**Exercise**
Look through the data below and work out how many lines contain the string "ยงปร". Give the number alone.

**Material provided**

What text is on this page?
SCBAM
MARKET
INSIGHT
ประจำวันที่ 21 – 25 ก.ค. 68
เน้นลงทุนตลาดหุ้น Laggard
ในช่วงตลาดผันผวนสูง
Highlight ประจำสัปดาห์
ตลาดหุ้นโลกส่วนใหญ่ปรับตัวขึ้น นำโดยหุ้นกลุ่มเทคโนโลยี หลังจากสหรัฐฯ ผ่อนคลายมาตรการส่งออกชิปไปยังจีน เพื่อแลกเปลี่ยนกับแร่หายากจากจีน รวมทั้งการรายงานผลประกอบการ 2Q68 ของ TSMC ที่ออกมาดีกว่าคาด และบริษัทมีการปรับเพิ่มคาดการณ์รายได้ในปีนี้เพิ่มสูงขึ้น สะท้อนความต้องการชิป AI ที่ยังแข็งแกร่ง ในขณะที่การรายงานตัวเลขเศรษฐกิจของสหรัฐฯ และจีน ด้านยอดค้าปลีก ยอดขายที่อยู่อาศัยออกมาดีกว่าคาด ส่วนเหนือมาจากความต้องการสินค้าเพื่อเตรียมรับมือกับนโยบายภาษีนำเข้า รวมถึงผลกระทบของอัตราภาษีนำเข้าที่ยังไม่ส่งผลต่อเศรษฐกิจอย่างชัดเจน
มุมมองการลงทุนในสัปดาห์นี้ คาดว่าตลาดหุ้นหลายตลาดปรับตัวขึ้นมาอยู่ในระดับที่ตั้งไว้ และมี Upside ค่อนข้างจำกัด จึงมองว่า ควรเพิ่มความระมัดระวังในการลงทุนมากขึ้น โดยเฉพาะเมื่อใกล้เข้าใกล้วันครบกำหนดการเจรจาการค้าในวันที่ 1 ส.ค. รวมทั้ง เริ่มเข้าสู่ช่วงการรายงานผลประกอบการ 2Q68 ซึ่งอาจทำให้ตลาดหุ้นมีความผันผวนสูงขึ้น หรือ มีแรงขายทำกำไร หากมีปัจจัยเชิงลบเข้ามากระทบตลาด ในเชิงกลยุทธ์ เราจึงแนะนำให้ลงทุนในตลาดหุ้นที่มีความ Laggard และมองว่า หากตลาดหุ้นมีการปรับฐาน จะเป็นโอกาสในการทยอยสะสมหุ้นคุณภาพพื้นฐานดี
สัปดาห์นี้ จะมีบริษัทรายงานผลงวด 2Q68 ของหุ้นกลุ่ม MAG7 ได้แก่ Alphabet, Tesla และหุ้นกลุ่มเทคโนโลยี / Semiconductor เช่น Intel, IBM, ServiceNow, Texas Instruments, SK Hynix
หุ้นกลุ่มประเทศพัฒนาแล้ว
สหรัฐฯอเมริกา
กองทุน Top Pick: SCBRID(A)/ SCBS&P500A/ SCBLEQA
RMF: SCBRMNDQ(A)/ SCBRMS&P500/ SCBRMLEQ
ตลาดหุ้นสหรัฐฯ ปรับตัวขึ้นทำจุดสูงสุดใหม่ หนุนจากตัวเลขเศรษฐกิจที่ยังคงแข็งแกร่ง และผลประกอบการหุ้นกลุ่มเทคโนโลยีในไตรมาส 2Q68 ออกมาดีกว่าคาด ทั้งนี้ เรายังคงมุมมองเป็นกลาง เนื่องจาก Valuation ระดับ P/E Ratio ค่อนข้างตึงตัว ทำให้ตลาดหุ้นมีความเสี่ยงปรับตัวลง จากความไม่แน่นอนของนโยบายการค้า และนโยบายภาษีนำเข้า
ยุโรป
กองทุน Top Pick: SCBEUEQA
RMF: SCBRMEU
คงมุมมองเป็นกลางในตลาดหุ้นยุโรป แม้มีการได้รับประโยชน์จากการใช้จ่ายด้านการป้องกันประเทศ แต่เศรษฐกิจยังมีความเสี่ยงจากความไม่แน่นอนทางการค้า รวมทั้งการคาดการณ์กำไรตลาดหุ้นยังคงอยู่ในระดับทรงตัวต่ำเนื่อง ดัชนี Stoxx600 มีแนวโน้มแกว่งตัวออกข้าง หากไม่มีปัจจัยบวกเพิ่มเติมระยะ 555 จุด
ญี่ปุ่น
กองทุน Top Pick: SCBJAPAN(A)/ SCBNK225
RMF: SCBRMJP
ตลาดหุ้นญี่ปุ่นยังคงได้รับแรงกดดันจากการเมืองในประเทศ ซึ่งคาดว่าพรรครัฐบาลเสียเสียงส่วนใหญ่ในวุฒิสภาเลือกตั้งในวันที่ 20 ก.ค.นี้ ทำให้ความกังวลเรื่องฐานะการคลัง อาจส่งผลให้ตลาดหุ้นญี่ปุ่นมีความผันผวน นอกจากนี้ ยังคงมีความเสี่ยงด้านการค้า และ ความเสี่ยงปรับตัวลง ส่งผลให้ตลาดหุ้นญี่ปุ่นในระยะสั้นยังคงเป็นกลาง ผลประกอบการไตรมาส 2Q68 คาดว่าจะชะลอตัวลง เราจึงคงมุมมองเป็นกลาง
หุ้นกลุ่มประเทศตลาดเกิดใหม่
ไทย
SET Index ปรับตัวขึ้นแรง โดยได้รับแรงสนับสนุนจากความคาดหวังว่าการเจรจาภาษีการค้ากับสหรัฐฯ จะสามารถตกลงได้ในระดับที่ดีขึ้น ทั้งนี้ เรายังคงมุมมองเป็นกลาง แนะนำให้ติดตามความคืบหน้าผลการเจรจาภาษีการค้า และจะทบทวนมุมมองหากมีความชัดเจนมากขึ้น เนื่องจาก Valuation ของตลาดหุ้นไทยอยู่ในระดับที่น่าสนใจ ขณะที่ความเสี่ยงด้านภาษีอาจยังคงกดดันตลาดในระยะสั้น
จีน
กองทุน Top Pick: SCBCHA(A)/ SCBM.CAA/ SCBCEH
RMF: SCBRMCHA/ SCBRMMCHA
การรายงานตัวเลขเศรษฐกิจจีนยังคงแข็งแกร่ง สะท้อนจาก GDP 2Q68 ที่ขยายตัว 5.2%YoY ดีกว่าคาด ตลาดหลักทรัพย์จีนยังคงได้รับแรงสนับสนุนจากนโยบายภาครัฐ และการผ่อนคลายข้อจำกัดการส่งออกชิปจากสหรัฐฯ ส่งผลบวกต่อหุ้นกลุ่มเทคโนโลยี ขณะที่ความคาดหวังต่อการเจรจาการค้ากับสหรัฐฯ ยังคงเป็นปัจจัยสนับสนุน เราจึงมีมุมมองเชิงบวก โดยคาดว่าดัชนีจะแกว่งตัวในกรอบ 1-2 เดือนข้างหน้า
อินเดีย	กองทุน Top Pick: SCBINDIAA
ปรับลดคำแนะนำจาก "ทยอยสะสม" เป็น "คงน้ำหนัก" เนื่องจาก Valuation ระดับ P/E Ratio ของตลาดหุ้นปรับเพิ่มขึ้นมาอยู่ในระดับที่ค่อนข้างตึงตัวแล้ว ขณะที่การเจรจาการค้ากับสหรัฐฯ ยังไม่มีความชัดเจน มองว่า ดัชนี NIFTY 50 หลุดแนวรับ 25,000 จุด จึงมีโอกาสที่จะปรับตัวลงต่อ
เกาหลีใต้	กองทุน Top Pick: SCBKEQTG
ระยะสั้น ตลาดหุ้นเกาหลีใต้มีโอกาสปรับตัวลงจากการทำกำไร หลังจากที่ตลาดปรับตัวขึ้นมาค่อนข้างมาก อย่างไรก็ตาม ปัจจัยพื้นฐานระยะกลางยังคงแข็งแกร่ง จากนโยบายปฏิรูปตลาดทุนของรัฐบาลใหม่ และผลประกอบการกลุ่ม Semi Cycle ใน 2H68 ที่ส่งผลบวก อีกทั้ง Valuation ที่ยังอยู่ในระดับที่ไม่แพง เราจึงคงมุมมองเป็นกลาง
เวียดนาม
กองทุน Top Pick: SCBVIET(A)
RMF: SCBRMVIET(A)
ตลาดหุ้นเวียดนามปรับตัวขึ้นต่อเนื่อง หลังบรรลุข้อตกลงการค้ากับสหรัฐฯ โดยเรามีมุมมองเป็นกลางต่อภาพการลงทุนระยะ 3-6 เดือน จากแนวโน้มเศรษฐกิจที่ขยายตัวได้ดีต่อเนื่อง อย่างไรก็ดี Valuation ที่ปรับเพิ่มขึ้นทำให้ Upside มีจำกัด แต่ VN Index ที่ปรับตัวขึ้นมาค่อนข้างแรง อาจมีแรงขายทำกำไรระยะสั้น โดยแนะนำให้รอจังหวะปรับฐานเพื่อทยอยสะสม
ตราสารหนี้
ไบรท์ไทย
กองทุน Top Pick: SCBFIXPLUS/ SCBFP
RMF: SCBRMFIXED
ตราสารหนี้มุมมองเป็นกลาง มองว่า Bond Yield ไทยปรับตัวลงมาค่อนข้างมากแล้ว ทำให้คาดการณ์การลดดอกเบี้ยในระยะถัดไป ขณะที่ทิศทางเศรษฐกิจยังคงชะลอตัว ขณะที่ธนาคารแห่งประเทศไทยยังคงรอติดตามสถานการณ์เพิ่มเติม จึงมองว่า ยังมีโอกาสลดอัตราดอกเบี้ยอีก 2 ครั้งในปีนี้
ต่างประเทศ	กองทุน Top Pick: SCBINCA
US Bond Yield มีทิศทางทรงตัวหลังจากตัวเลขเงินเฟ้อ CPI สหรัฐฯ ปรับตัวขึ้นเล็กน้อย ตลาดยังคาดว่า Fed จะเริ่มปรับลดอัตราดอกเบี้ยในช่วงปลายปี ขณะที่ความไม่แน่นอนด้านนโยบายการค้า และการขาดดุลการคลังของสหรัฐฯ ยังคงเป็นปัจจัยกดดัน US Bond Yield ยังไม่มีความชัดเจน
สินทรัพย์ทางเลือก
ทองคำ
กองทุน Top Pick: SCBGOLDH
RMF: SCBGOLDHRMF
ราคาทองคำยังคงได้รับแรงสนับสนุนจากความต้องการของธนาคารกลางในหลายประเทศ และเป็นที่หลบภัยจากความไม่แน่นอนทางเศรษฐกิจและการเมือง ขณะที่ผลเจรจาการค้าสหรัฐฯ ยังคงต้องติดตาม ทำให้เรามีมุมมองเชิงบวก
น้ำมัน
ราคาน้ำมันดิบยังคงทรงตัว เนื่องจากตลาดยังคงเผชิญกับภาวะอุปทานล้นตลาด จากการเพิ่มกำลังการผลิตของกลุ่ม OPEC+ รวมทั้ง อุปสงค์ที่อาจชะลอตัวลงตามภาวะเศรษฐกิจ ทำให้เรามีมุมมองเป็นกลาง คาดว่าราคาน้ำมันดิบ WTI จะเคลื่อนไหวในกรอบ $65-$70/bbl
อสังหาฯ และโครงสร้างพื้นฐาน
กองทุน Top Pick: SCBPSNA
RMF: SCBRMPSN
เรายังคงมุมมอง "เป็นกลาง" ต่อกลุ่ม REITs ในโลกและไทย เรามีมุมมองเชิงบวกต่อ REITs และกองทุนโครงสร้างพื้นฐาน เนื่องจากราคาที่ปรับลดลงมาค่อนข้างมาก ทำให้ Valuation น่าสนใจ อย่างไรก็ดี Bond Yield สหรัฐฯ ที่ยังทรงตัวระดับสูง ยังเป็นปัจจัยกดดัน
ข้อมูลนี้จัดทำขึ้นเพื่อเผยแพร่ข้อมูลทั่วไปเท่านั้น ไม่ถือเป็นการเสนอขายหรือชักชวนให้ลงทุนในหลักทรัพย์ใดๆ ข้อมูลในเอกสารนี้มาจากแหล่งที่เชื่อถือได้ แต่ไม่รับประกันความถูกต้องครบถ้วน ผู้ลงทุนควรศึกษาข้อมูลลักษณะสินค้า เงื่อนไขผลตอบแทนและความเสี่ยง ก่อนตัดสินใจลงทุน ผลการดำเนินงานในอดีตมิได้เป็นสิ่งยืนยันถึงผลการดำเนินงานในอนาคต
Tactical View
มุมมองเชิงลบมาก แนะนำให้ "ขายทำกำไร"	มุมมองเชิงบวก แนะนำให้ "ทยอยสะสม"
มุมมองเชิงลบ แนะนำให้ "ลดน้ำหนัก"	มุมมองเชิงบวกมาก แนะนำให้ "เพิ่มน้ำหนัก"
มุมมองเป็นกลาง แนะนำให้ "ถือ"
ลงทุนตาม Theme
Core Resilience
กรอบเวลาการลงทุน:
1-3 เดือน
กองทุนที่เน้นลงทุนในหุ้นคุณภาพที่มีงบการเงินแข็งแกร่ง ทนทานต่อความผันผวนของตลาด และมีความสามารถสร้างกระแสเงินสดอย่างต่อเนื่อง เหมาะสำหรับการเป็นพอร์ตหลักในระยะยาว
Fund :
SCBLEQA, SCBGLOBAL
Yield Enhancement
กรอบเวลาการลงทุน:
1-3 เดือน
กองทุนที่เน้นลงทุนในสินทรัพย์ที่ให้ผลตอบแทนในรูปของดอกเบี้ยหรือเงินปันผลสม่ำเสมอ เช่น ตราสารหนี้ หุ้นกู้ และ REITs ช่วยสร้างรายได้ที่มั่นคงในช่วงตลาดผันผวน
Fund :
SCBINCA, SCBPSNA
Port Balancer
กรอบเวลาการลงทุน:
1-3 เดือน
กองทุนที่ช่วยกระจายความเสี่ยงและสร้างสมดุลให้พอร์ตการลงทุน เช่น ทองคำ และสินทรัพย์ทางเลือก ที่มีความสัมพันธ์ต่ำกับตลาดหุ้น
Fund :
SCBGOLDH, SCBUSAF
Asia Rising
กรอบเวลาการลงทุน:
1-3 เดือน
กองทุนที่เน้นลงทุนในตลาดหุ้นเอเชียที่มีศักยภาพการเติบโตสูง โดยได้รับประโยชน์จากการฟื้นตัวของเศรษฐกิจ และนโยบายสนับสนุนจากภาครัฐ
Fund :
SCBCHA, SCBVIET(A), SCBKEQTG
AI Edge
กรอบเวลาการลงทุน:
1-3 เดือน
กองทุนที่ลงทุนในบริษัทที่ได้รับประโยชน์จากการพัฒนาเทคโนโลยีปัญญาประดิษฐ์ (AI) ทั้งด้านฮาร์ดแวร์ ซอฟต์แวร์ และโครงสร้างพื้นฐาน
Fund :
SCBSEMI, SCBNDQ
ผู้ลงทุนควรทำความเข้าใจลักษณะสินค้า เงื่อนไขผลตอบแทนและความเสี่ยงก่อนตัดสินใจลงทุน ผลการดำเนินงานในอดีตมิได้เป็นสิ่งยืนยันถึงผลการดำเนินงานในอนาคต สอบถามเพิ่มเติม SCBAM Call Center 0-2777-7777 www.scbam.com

**Response to this task**
2